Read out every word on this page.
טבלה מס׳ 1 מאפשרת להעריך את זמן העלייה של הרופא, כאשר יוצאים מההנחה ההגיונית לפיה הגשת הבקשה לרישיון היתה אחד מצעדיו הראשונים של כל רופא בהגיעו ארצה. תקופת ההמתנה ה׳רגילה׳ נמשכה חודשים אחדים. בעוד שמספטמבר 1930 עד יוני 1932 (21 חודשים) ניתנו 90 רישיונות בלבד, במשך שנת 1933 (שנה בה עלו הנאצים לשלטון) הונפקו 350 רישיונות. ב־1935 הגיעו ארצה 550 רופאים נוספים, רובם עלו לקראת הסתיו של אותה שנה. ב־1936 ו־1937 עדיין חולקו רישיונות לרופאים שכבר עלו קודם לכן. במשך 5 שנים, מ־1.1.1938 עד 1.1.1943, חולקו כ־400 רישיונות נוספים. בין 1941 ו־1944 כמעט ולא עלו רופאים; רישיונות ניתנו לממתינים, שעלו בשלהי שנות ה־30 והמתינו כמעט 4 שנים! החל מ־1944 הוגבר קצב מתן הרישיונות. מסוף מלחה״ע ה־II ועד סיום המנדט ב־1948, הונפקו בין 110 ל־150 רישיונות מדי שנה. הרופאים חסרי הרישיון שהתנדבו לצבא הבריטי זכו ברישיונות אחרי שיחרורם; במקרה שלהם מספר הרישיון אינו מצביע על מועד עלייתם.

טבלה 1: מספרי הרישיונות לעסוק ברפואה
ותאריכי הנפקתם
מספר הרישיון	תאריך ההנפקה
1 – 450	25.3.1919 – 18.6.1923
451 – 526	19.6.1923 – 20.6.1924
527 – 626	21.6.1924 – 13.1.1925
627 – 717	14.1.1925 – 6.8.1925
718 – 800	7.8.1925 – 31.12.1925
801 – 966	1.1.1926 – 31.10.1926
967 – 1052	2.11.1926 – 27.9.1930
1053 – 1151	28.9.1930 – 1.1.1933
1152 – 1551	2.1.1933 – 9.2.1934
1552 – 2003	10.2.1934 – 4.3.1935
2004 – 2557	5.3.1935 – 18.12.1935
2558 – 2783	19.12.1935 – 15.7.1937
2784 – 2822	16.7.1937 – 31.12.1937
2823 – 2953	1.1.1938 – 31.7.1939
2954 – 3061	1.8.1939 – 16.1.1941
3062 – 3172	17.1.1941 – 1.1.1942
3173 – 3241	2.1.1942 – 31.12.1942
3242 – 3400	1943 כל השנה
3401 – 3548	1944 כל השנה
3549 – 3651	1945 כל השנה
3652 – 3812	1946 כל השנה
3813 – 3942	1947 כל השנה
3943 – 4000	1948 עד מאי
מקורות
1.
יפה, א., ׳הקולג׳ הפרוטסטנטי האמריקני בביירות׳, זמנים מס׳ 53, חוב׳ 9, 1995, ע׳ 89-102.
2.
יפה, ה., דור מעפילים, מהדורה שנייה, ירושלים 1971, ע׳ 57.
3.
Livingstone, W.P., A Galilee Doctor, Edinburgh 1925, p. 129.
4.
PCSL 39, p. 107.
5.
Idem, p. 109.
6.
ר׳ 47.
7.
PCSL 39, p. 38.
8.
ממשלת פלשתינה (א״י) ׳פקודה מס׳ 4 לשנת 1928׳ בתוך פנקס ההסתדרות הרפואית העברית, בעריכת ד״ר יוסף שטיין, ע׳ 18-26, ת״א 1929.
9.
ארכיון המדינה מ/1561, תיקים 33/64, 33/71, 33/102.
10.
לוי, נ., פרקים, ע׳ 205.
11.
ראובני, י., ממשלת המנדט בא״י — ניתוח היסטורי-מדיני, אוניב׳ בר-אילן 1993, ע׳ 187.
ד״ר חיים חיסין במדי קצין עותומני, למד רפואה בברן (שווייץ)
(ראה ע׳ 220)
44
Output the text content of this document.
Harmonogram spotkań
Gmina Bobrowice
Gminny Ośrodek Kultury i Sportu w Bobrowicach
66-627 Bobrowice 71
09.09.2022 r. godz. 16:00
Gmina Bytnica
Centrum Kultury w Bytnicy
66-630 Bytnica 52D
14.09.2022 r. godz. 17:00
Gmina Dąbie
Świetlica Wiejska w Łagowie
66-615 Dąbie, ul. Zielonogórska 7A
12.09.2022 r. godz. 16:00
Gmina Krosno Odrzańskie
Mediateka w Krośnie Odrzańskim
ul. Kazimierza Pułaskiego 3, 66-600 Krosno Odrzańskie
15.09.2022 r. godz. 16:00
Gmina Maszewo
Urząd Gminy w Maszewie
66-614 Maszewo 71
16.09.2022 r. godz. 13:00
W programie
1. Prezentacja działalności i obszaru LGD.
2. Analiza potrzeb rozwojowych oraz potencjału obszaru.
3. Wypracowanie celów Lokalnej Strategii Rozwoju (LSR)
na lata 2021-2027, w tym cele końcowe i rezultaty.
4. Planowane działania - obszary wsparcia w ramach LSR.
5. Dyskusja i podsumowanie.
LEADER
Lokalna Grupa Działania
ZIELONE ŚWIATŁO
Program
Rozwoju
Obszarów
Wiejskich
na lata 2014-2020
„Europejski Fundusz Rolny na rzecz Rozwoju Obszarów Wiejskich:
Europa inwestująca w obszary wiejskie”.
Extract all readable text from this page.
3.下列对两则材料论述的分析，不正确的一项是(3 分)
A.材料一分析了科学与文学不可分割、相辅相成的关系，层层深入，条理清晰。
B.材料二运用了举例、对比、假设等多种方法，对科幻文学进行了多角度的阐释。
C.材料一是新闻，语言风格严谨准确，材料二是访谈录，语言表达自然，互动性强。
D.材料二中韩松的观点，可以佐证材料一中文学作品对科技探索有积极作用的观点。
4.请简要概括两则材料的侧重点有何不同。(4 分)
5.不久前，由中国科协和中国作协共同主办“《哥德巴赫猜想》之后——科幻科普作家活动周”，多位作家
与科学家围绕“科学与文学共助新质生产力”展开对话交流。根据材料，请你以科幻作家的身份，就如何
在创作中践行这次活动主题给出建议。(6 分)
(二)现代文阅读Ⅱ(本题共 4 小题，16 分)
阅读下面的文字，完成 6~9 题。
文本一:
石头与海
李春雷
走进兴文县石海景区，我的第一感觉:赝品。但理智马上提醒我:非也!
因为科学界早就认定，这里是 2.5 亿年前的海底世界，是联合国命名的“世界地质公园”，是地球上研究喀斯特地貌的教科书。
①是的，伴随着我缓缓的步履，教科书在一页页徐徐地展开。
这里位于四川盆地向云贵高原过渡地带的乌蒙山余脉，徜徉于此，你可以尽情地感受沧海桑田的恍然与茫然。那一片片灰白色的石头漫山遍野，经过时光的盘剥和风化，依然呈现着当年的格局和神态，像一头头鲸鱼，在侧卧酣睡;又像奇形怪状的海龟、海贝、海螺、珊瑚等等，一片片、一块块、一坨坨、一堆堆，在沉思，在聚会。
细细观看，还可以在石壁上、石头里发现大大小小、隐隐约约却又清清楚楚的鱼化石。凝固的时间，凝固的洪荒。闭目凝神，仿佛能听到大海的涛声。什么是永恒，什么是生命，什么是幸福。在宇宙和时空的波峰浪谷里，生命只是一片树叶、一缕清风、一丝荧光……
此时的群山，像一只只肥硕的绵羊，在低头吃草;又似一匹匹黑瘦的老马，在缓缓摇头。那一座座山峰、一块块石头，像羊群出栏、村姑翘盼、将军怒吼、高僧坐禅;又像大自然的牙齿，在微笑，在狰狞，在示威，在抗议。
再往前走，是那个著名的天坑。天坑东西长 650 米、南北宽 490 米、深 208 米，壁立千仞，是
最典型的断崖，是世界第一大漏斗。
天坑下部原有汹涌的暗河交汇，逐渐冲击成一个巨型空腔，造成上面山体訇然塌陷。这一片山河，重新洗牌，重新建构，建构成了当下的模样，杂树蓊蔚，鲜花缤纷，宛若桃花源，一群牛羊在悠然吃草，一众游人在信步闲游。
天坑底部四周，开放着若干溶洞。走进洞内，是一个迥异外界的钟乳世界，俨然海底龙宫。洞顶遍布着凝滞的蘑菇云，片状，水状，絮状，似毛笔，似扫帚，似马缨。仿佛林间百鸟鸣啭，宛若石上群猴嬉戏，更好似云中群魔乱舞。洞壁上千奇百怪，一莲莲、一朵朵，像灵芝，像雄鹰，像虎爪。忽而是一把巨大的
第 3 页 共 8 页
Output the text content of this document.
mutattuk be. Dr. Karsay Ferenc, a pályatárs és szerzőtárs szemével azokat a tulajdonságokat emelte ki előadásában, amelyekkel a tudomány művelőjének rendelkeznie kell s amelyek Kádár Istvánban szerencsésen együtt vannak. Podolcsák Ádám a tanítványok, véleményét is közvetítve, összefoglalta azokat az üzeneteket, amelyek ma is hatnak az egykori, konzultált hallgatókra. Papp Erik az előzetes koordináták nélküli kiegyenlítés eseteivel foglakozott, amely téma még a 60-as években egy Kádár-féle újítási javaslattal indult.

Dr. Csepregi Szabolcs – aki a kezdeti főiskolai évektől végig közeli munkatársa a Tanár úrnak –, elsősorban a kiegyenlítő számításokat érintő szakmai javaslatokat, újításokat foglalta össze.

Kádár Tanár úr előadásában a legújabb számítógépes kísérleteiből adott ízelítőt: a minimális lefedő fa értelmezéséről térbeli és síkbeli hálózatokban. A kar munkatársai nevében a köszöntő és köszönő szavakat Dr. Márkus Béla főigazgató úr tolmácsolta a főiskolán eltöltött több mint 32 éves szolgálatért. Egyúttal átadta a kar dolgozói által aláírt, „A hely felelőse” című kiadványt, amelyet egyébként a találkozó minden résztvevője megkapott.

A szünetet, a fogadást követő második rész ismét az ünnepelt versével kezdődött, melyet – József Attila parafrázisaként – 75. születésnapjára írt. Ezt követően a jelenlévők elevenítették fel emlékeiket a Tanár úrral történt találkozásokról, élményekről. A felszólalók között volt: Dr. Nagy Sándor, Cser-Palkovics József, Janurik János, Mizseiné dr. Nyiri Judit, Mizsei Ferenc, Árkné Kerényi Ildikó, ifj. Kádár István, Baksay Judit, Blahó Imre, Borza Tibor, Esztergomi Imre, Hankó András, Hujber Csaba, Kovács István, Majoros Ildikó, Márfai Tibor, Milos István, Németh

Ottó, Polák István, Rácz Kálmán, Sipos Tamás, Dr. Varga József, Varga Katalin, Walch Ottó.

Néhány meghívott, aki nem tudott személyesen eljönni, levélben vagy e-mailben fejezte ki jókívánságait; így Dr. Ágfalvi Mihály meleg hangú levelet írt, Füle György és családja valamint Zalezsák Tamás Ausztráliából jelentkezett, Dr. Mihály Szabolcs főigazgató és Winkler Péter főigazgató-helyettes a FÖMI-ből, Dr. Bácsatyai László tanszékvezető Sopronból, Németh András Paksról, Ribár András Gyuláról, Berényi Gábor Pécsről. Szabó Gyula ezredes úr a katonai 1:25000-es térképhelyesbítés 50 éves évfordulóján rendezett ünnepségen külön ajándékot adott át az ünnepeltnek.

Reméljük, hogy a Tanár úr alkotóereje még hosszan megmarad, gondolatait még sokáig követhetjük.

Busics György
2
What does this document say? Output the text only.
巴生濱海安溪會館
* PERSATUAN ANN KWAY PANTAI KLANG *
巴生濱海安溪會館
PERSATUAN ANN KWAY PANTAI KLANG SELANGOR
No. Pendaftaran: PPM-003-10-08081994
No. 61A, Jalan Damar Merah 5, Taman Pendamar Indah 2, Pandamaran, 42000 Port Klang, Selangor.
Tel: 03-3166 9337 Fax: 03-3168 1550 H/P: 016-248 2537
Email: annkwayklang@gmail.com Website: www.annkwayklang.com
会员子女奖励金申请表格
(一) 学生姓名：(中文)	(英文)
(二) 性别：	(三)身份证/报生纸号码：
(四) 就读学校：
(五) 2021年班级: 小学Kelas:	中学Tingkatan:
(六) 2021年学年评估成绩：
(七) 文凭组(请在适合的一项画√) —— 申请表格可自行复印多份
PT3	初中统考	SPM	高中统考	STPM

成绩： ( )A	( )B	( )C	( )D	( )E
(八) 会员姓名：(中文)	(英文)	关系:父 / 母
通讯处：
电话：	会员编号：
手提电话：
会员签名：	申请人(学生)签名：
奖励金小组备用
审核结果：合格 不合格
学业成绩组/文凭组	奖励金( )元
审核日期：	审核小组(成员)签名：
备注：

————

The exercise
Pull out all lines from the listing that contain the string "godz".

Final result
09.09.2022 r. godz. 16:00
14.09.2022 r. godz. 17:00
12.09.2022 r. godz. 16:00
15.09.2022 r. godz. 16:00
16.09.2022 r. godz. 13:00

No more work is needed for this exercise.